* Start *

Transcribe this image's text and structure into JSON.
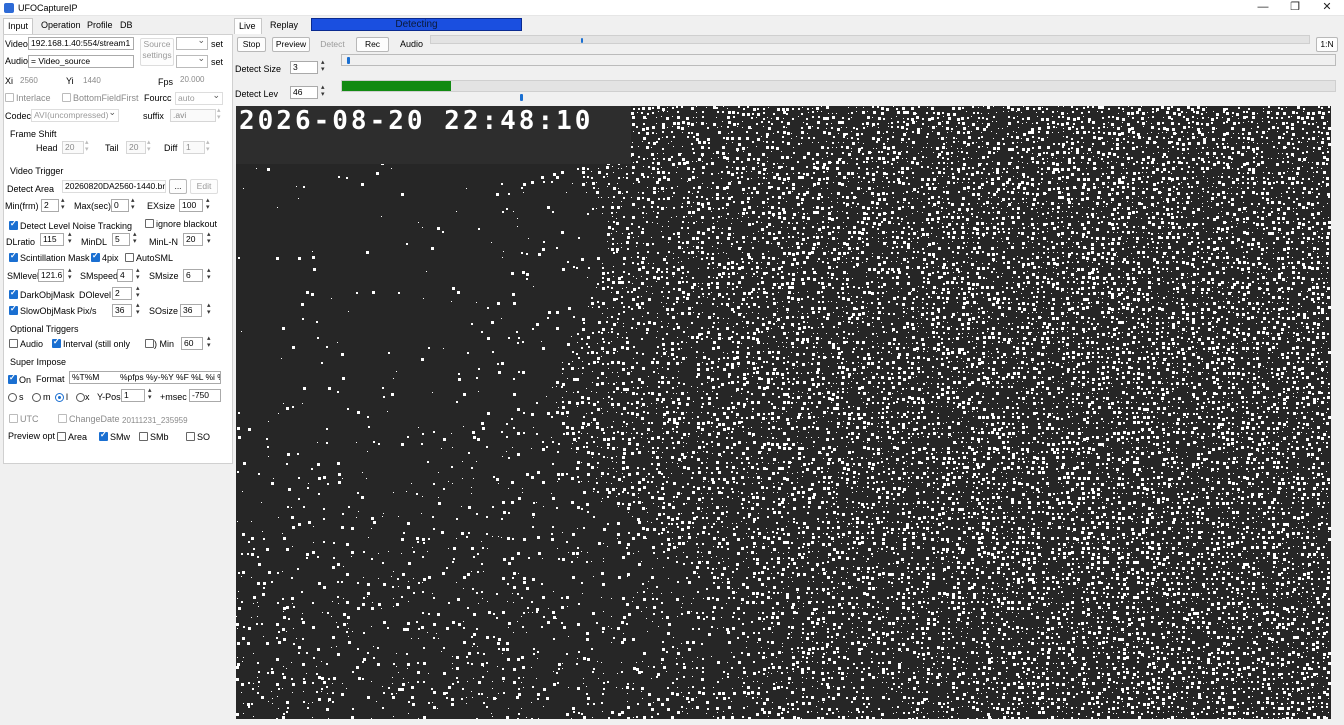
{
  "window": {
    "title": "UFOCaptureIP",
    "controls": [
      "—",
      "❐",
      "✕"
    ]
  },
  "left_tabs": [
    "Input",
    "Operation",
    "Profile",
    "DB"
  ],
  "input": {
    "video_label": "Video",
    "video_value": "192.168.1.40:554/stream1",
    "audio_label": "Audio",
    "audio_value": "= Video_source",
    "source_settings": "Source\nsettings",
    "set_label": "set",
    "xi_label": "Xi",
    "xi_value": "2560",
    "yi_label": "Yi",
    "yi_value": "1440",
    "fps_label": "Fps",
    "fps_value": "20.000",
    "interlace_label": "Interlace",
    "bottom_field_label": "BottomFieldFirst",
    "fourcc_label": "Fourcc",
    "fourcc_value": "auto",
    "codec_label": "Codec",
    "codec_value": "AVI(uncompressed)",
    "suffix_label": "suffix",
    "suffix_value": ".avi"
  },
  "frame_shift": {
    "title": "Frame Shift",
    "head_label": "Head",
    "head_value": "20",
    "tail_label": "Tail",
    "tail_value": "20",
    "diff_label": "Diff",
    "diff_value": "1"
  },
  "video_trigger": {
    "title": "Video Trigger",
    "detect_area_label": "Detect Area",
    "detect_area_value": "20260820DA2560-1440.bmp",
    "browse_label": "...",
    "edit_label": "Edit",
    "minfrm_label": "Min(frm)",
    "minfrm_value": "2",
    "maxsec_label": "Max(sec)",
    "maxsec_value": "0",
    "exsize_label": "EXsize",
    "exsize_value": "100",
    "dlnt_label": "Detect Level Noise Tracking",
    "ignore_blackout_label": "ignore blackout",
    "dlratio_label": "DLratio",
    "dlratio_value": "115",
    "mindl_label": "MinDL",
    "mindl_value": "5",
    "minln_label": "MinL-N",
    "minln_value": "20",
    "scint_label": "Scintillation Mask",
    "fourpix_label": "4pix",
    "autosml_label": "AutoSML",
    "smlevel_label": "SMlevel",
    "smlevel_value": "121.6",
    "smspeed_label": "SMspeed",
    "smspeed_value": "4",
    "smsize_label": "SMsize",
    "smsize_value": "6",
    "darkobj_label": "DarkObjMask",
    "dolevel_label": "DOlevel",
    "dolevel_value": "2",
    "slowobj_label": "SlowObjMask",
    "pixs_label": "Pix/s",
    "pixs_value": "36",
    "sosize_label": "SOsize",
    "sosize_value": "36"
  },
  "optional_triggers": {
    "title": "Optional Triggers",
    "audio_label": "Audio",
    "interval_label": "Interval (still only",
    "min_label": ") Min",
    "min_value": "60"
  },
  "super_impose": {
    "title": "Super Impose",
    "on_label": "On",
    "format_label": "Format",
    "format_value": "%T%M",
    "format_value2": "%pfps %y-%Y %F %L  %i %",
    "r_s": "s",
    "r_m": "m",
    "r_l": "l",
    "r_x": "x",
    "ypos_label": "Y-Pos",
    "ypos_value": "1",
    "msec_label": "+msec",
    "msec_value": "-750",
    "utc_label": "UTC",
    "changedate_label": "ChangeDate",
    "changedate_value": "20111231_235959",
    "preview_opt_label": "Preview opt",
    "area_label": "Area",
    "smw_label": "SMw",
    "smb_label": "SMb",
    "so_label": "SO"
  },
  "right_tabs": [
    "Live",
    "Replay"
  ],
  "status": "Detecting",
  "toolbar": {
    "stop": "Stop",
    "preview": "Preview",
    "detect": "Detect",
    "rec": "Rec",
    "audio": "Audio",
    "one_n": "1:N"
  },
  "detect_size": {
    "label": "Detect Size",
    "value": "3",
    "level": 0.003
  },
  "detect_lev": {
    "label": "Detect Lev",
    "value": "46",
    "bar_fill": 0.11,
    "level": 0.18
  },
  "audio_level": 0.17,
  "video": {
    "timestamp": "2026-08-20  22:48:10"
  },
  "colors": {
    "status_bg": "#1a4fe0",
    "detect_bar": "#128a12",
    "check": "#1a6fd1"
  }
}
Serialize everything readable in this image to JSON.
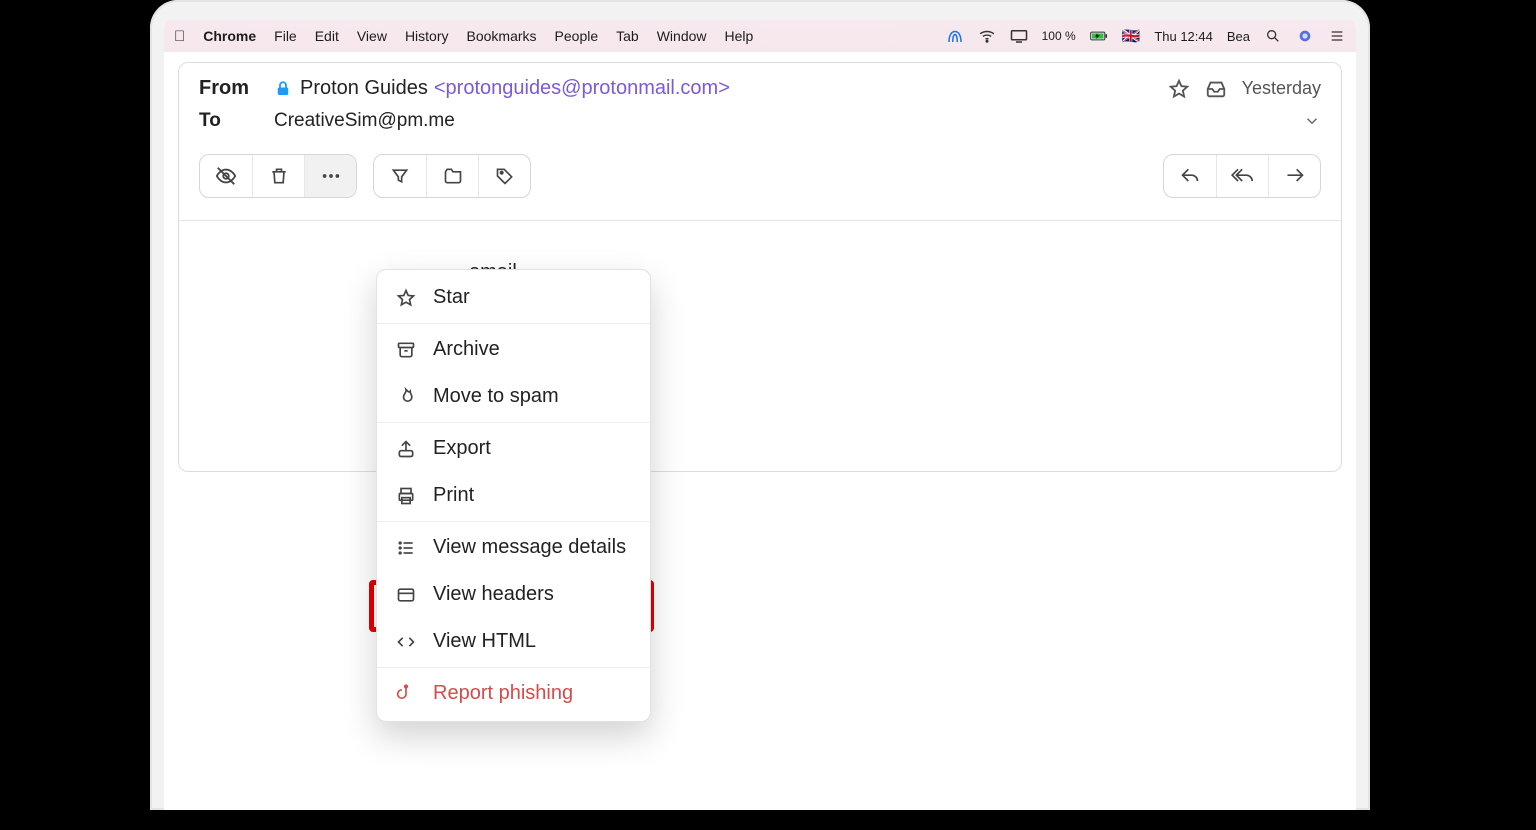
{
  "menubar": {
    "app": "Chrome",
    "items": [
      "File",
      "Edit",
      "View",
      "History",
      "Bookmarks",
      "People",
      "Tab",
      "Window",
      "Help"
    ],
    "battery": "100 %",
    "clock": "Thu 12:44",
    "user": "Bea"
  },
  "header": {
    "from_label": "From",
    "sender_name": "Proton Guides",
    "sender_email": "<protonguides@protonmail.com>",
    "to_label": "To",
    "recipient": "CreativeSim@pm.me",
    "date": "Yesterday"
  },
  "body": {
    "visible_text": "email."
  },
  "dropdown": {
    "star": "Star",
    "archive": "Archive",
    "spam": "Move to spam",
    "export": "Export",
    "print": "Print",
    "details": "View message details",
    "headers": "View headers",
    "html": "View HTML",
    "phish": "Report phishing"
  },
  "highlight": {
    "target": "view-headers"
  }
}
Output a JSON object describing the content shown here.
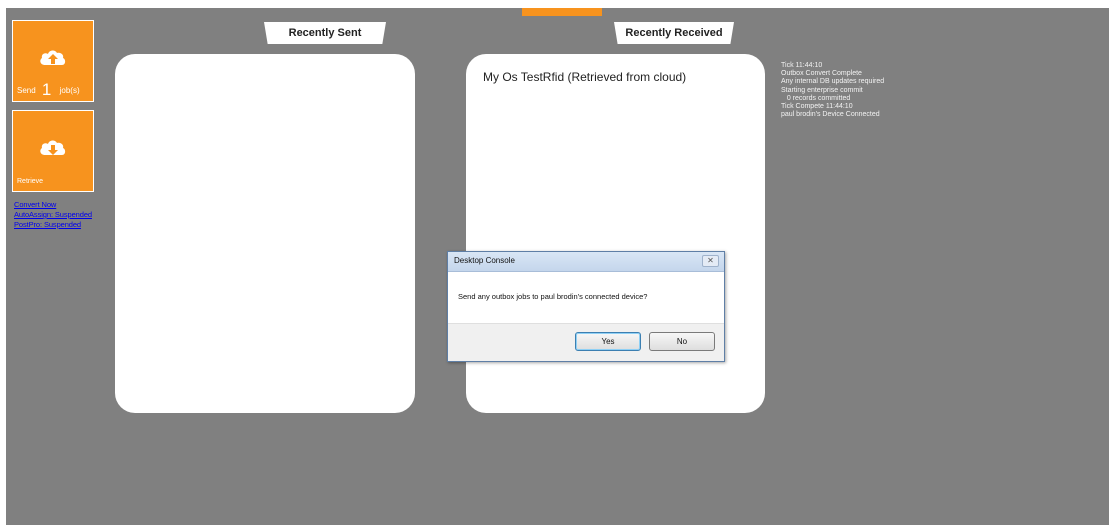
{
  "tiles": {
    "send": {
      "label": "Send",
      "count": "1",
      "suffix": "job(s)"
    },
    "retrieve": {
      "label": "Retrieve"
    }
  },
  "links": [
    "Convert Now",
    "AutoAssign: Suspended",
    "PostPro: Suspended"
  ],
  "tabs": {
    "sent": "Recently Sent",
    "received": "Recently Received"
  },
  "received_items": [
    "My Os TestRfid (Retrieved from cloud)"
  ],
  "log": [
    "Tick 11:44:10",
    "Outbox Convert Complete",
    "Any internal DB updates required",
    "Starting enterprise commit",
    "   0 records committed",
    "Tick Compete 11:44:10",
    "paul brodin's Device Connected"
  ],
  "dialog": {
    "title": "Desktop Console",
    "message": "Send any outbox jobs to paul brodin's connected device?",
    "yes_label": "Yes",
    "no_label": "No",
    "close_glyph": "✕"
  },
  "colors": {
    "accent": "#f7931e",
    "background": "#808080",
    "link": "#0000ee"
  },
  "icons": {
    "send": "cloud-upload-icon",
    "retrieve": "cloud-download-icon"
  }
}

* End *

● Job
Every entry above is to be set down exactly; the pictures are to be left out.

● Response to this exercise
Transcribe this image's text and structure into JSON.
{
  "window": {
    "title": "UFOCaptureIP",
    "controls": [
      "—",
      "❐",
      "✕"
    ]
  },
  "left_tabs": [
    "Input",
    "Operation",
    "Profile",
    "DB"
  ],
  "input": {
    "video_label": "Video",
    "video_value": "192.168.1.40:554/stream1",
    "audio_label": "Audio",
    "audio_value": "= Video_source",
    "source_settings": "Source\nsettings",
    "set_label": "set",
    "xi_label": "Xi",
    "xi_value": "2560",
    "yi_label": "Yi",
    "yi_value": "1440",
    "fps_label": "Fps",
    "fps_value": "20.000",
    "interlace_label": "Interlace",
    "bottom_field_label": "BottomFieldFirst",
    "fourcc_label": "Fourcc",
    "fourcc_value": "auto",
    "codec_label": "Codec",
    "codec_value": "AVI(uncompressed)",
    "suffix_label": "suffix",
    "suffix_value": ".avi"
  },
  "frame_shift": {
    "title": "Frame Shift",
    "head_label": "Head",
    "head_value": "20",
    "tail_label": "Tail",
    "tail_value": "20",
    "diff_label": "Diff",
    "diff_value": "1"
  },
  "video_trigger": {
    "title": "Video Trigger",
    "detect_area_label": "Detect Area",
    "detect_area_value": "20260820DA2560-1440.bmp",
    "browse_label": "...",
    "edit_label": "Edit",
    "minfrm_label": "Min(frm)",
    "minfrm_value": "2",
    "maxsec_label": "Max(sec)",
    "maxsec_value": "0",
    "exsize_label": "EXsize",
    "exsize_value": "100",
    "dlnt_label": "Detect Level Noise Tracking",
    "ignore_blackout_label": "ignore blackout",
    "dlratio_label": "DLratio",
    "dlratio_value": "115",
    "mindl_label": "MinDL",
    "mindl_value": "5",
    "minln_label": "MinL-N",
    "minln_value": "20",
    "scint_label": "Scintillation Mask",
    "fourpix_label": "4pix",
    "autosml_label": "AutoSML",
    "smlevel_label": "SMlevel",
    "smlevel_value": "121.6",
    "smspeed_label": "SMspeed",
    "smspeed_value": "4",
    "smsize_label": "SMsize",
    "smsize_value": "6",
    "darkobj_label": "DarkObjMask",
    "dolevel_label": "DOlevel",
    "dolevel_value": "2",
    "slowobj_label": "SlowObjMask",
    "pixs_label": "Pix/s",
    "pixs_value": "36",
    "sosize_label": "SOsize",
    "sosize_value": "36"
  },
  "optional_triggers": {
    "title": "Optional Triggers",
    "audio_label": "Audio",
    "interval_label": "Interval (still only",
    "min_label": ") Min",
    "min_value": "60"
  },
  "super_impose": {
    "title": "Super Impose",
    "on_label": "On",
    "format_label": "Format",
    "format_value": "%T%M",
    "format_value2": "%pfps %y-%Y %F %L  %i %",
    "r_s": "s",
    "r_m": "m",
    "r_l": "l",
    "r_x": "x",
    "ypos_label": "Y-Pos",
    "ypos_value": "1",
    "msec_label": "+msec",
    "msec_value": "-750",
    "utc_label": "UTC",
    "changedate_label": "ChangeDate",
    "changedate_value": "20111231_235959",
    "preview_opt_label": "Preview opt",
    "area_label": "Area",
    "smw_label": "SMw",
    "smb_label": "SMb",
    "so_label": "SO"
  },
  "right_tabs": [
    "Live",
    "Replay"
  ],
  "status": "Detecting",
  "toolbar": {
    "stop": "Stop",
    "preview": "Preview",
    "detect": "Detect",
    "rec": "Rec",
    "audio": "Audio",
    "one_n": "1:N"
  },
  "detect_size": {
    "label": "Detect Size",
    "value": "3",
    "level": 0.003
  },
  "detect_lev": {
    "label": "Detect Lev",
    "value": "46",
    "bar_fill": 0.11,
    "level": 0.18
  },
  "audio_level": 0.17,
  "video": {
    "timestamp": "2026-08-20  22:48:10"
  },
  "colors": {
    "status_bg": "#1a4fe0",
    "detect_bar": "#128a12",
    "check": "#1a6fd1"
  }
}
Serialize everything readable in this image to JSON.
{
  "menubar": {
    "app": "Chrome",
    "items": [
      "File",
      "Edit",
      "View",
      "History",
      "Bookmarks",
      "People",
      "Tab",
      "Window",
      "Help"
    ],
    "battery": "100 %",
    "clock": "Thu 12:44",
    "user": "Bea"
  },
  "header": {
    "from_label": "From",
    "sender_name": "Proton Guides",
    "sender_email": "<protonguides@protonmail.com>",
    "to_label": "To",
    "recipient": "CreativeSim@pm.me",
    "date": "Yesterday"
  },
  "body": {
    "visible_text": "email."
  },
  "dropdown": {
    "star": "Star",
    "archive": "Archive",
    "spam": "Move to spam",
    "export": "Export",
    "print": "Print",
    "details": "View message details",
    "headers": "View headers",
    "html": "View HTML",
    "phish": "Report phishing"
  },
  "highlight": {
    "target": "view-headers"
  }
}
Output a JSON object describing the content shown here.
{
  "tiles": {
    "send": {
      "label": "Send",
      "count": "1",
      "suffix": "job(s)"
    },
    "retrieve": {
      "label": "Retrieve"
    }
  },
  "links": [
    "Convert Now",
    "AutoAssign: Suspended",
    "PostPro: Suspended"
  ],
  "tabs": {
    "sent": "Recently Sent",
    "received": "Recently Received"
  },
  "received_items": [
    "My Os TestRfid (Retrieved from cloud)"
  ],
  "log": [
    "Tick 11:44:10",
    "Outbox Convert Complete",
    "Any internal DB updates required",
    "Starting enterprise commit",
    "   0 records committed",
    "Tick Compete 11:44:10",
    "paul brodin's Device Connected"
  ],
  "dialog": {
    "title": "Desktop Console",
    "message": "Send any outbox jobs to paul brodin's connected device?",
    "yes_label": "Yes",
    "no_label": "No",
    "close_glyph": "✕"
  },
  "colors": {
    "accent": "#f7931e",
    "background": "#808080",
    "link": "#0000ee"
  },
  "icons": {
    "send": "cloud-upload-icon",
    "retrieve": "cloud-download-icon"
  }
}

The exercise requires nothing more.